»»

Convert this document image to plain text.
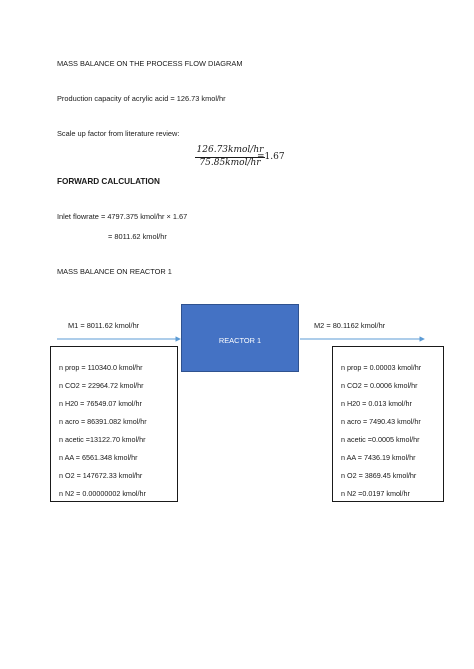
MASS BALANCE ON THE PROCESS FLOW DIAGRAM
Production capacity of acrylic acid = 126.73 kmol/hr
Scale up factor from literature review:
126.73kmol/hr
75.85kmol/hr
=1.67
FORWARD CALCULATION
Inlet flowrate = 4797.375 kmol/hr × 1.67
= 8011.62 kmol/hr
MASS BALANCE ON REACTOR 1
M1 = 8011.62 kmol/hr	M2 = 80.1162 kmol/hr
REACTOR 1
n prop = 110340.0 kmol/hr
n CO2 = 22964.72 kmol/hr
n H20 = 76549.07 kmol/hr
n acro = 86391.082 kmol/hr
n acetic =13122.70 kmol/hr
n AA = 6561.348 kmol/hr
n O2 = 147672.33 kmol/hr
n N2 = 0.00000002 kmol/hr
n prop = 0.00003 kmol/hr
n CO2 = 0.0006 kmol/hr
n H20 = 0.013 kmol/hr
n acro = 7490.43 kmol/hr
n acetic =0.0005 kmol/hr
n AA = 7436.19 kmol/hr
n O2 = 3869.45 kmol/hr
n N2 =0.0197 kmol/hr
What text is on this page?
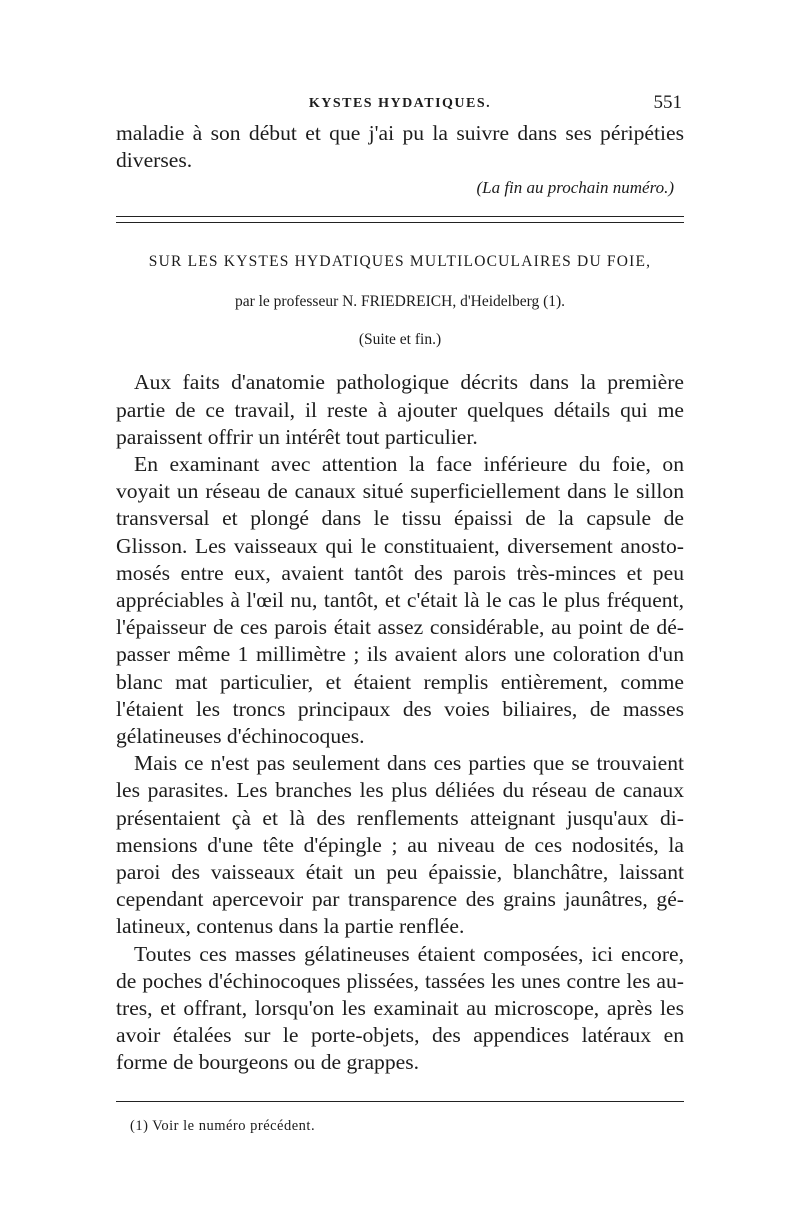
KYSTES HYDATIQUES.	551

maladie à son début et que j'ai pu la suivre dans ses péripéties diverses.

(La fin au prochain numéro.)
SUR LES KYSTES HYDATIQUES MULTILOCULAIRES DU FOIE,
par le professeur N. FRIEDREICH, d'Heidelberg (1).
(Suite et fin.)

Aux faits d'anatomie pathologique décrits dans la première partie de ce travail, il reste à ajouter quelques détails qui me paraissent offrir un intérêt tout particulier.

En examinant avec attention la face inférieure du foie, on voyait un réseau de canaux situé superficiellement dans le sillon transversal et plongé dans le tissu épaissi de la capsule de Glisson. Les vaisseaux qui le constituaient, diversement anostomosés entre eux, avaient tantôt des parois très-minces et peu appréciables à l'œil nu, tantôt, et c'était là le cas le plus fréquent, l'épaisseur de ces parois était assez considérable, au point de dépasser même 1 millimètre ; ils avaient alors une coloration d'un blanc mat particulier, et étaient remplis entièrement, comme l'étaient les troncs principaux des voies biliaires, de masses gélatineuses d'échinocoques.

Mais ce n'est pas seulement dans ces parties que se trouvaient les parasites. Les branches les plus déliées du réseau de canaux présentaient çà et là des renflements atteignant jusqu'aux dimensions d'une tête d'épingle ; au niveau de ces nodosités, la paroi des vaisseaux était un peu épaissie, blanchâtre, laissant cependant apercevoir par transparence des grains jaunâtres, gélatineux, contenus dans la partie renflée.

Toutes ces masses gélatineuses étaient composées, ici encore, de poches d'échinocoques plissées, tassées les unes contre les autres, et offrant, lorsqu'on les examinait au microscope, après les avoir étalées sur le porte-objets, des appendices latéraux en forme de bourgeons ou de grappes.

(1) Voir le numéro précédent.
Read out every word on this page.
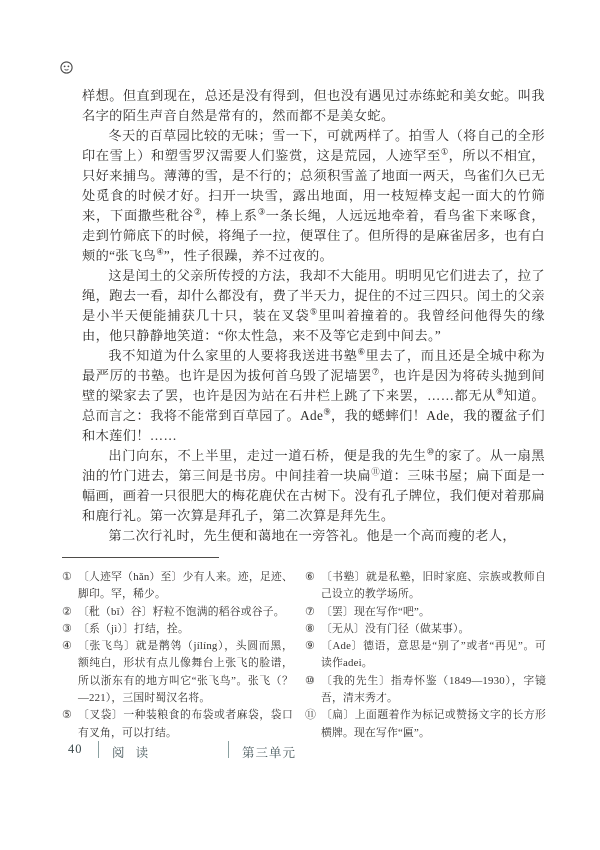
样想。但直到现在，总还是没有得到，但也没有遇见过赤练蛇和美女蛇。叫我名字的陌生声音自然是常有的，然而都不是美女蛇。

冬天的百草园比较的无味；雪一下，可就两样了。拍雪人（将自己的全形印在雪上）和塑雪罗汉需要人们鉴赏，这是荒园，人迹罕至①，所以不相宜，只好来捕鸟。薄薄的雪，是不行的；总须积雪盖了地面一两天，鸟雀们久已无处觅食的时候才好。扫开一块雪，露出地面，用一枝短棒支起一面大的竹筛来，下面撒些秕谷②，棒上系③一条长绳，人远远地牵着，看鸟雀下来啄食，走到竹筛底下的时候，将绳子一拉，便罩住了。但所得的是麻雀居多，也有白颊的“张飞鸟④”，性子很躁，养不过夜的。

这是闰土的父亲所传授的方法，我却不大能用。明明见它们进去了，拉了绳，跑去一看，却什么都没有，费了半天力，捉住的不过三四只。闰土的父亲是小半天便能捕获几十只，装在叉袋⑤里叫着撞着的。我曾经问他得失的缘由，他只静静地笑道：“你太性急，来不及等它走到中间去。”

我不知道为什么家里的人要将我送进书塾⑥里去了，而且还是全城中称为最严厉的书塾。也许是因为拔何首乌毁了泥墙罢⑦，也许是因为将砖头抛到间壁的梁家去了罢，也许是因为站在石井栏上跳了下来罢，……都无从⑧知道。总而言之：我将不能常到百草园了。Ade⑨，我的蟋蟀们！Ade，我的覆盆子们和木莲们！……

出门向东，不上半里，走过一道石桥，便是我的先生⑩的家了。从一扇黑油的竹门进去，第三间是书房。中间挂着一块扁⑪道：三味书屋；扁下面是一幅画，画着一只很肥大的梅花鹿伏在古树下。没有孔子牌位，我们便对着那扁和鹿行礼。第一次算是拜孔子，第二次算是拜先生。

第二次行礼时，先生便和蔼地在一旁答礼。他是一个高而瘦的老人，

① 〔人迹罕（hǎn）至〕少有人来。迹，足迹、脚印。罕，稀少。
② 〔秕（bǐ）谷〕籽粒不饱满的稻谷或谷子。
③ 〔系（jì）〕打结，拴。
④ 〔张飞鸟〕就是鹡鸰（jílíng），头圆而黑，额纯白，形状有点儿像舞台上张飞的脸谱，所以浙东有的地方叫它“张飞鸟”。张飞（？—221），三国时蜀汉名将。
⑤ 〔叉袋〕一种装粮食的布袋或者麻袋，袋口有叉角，可以打结。
⑥ 〔书塾〕就是私塾，旧时家庭、宗族或教师自己设立的教学场所。
⑦ 〔罢〕现在写作“吧”。
⑧ 〔无从〕没有门径（做某事）。
⑨ 〔Ade〕德语，意思是“别了”或者“再见”。可读作adei。
⑩ 〔我的先生〕指寿怀鉴（1849—1930），字镜吾，清末秀才。
⑪ 〔扁〕上面题着作为标记或赞扬文字的长方形横牌。现在写作“匾”。
40 阅 读	第三单元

««

**Task brief:**
The records above must be echoed exactly, minus their pictures.

**Task response:**
Convert this document image to plain text.
MASS BALANCE ON THE PROCESS FLOW DIAGRAM
Production capacity of acrylic acid = 126.73 kmol/hr
Scale up factor from literature review:
126.73kmol/hr
75.85kmol/hr
=1.67
FORWARD CALCULATION
Inlet flowrate = 4797.375 kmol/hr × 1.67
= 8011.62 kmol/hr
MASS BALANCE ON REACTOR 1
M1 = 8011.62 kmol/hr	M2 = 80.1162 kmol/hr
REACTOR 1
n prop = 110340.0 kmol/hr
n CO2 = 22964.72 kmol/hr
n H20 = 76549.07 kmol/hr
n acro = 86391.082 kmol/hr
n acetic =13122.70 kmol/hr
n AA = 6561.348 kmol/hr
n O2 = 147672.33 kmol/hr
n N2 = 0.00000002 kmol/hr
n prop = 0.00003 kmol/hr
n CO2 = 0.0006 kmol/hr
n H20 = 0.013 kmol/hr
n acro = 7490.43 kmol/hr
n acetic =0.0005 kmol/hr
n AA = 7436.19 kmol/hr
n O2 = 3869.45 kmol/hr
n N2 =0.0197 kmol/hr
What text is on this page?
KYSTES HYDATIQUES.	551

maladie à son début et que j'ai pu la suivre dans ses péripéties diverses.

(La fin au prochain numéro.)
SUR LES KYSTES HYDATIQUES MULTILOCULAIRES DU FOIE,
par le professeur N. FRIEDREICH, d'Heidelberg (1).
(Suite et fin.)

Aux faits d'anatomie pathologique décrits dans la première partie de ce travail, il reste à ajouter quelques détails qui me paraissent offrir un intérêt tout particulier.

En examinant avec attention la face inférieure du foie, on voyait un réseau de canaux situé superficiellement dans le sillon transversal et plongé dans le tissu épaissi de la capsule de Glisson. Les vaisseaux qui le constituaient, diversement anostomosés entre eux, avaient tantôt des parois très-minces et peu appréciables à l'œil nu, tantôt, et c'était là le cas le plus fréquent, l'épaisseur de ces parois était assez considérable, au point de dépasser même 1 millimètre ; ils avaient alors une coloration d'un blanc mat particulier, et étaient remplis entièrement, comme l'étaient les troncs principaux des voies biliaires, de masses gélatineuses d'échinocoques.

Mais ce n'est pas seulement dans ces parties que se trouvaient les parasites. Les branches les plus déliées du réseau de canaux présentaient çà et là des renflements atteignant jusqu'aux dimensions d'une tête d'épingle ; au niveau de ces nodosités, la paroi des vaisseaux était un peu épaissie, blanchâtre, laissant cependant apercevoir par transparence des grains jaunâtres, gélatineux, contenus dans la partie renflée.

Toutes ces masses gélatineuses étaient composées, ici encore, de poches d'échinocoques plissées, tassées les unes contre les autres, et offrant, lorsqu'on les examinait au microscope, après les avoir étalées sur le porte-objets, des appendices latéraux en forme de bourgeons ou de grappes.

(1) Voir le numéro précédent.
Read out every word on this page.
样想。但直到现在，总还是没有得到，但也没有遇见过赤练蛇和美女蛇。叫我名字的陌生声音自然是常有的，然而都不是美女蛇。

冬天的百草园比较的无味；雪一下，可就两样了。拍雪人（将自己的全形印在雪上）和塑雪罗汉需要人们鉴赏，这是荒园，人迹罕至①，所以不相宜，只好来捕鸟。薄薄的雪，是不行的；总须积雪盖了地面一两天，鸟雀们久已无处觅食的时候才好。扫开一块雪，露出地面，用一枝短棒支起一面大的竹筛来，下面撒些秕谷②，棒上系③一条长绳，人远远地牵着，看鸟雀下来啄食，走到竹筛底下的时候，将绳子一拉，便罩住了。但所得的是麻雀居多，也有白颊的“张飞鸟④”，性子很躁，养不过夜的。

这是闰土的父亲所传授的方法，我却不大能用。明明见它们进去了，拉了绳，跑去一看，却什么都没有，费了半天力，捉住的不过三四只。闰土的父亲是小半天便能捕获几十只，装在叉袋⑤里叫着撞着的。我曾经问他得失的缘由，他只静静地笑道：“你太性急，来不及等它走到中间去。”

我不知道为什么家里的人要将我送进书塾⑥里去了，而且还是全城中称为最严厉的书塾。也许是因为拔何首乌毁了泥墙罢⑦，也许是因为将砖头抛到间壁的梁家去了罢，也许是因为站在石井栏上跳了下来罢，……都无从⑧知道。总而言之：我将不能常到百草园了。Ade⑨，我的蟋蟀们！Ade，我的覆盆子们和木莲们！……

出门向东，不上半里，走过一道石桥，便是我的先生⑩的家了。从一扇黑油的竹门进去，第三间是书房。中间挂着一块扁⑪道：三味书屋；扁下面是一幅画，画着一只很肥大的梅花鹿伏在古树下。没有孔子牌位，我们便对着那扁和鹿行礼。第一次算是拜孔子，第二次算是拜先生。

第二次行礼时，先生便和蔼地在一旁答礼。他是一个高而瘦的老人，

① 〔人迹罕（hǎn）至〕少有人来。迹，足迹、脚印。罕，稀少。
② 〔秕（bǐ）谷〕籽粒不饱满的稻谷或谷子。
③ 〔系（jì）〕打结，拴。
④ 〔张飞鸟〕就是鹡鸰（jílíng），头圆而黑，额纯白，形状有点儿像舞台上张飞的脸谱，所以浙东有的地方叫它“张飞鸟”。张飞（？—221），三国时蜀汉名将。
⑤ 〔叉袋〕一种装粮食的布袋或者麻袋，袋口有叉角，可以打结。
⑥ 〔书塾〕就是私塾，旧时家庭、宗族或教师自己设立的教学场所。
⑦ 〔罢〕现在写作“吧”。
⑧ 〔无从〕没有门径（做某事）。
⑨ 〔Ade〕德语，意思是“别了”或者“再见”。可读作adei。
⑩ 〔我的先生〕指寿怀鉴（1849—1930），字镜吾，清末秀才。
⑪ 〔扁〕上面题着作为标记或赞扬文字的长方形横牌。现在写作“匾”。
40 阅 读	第三单元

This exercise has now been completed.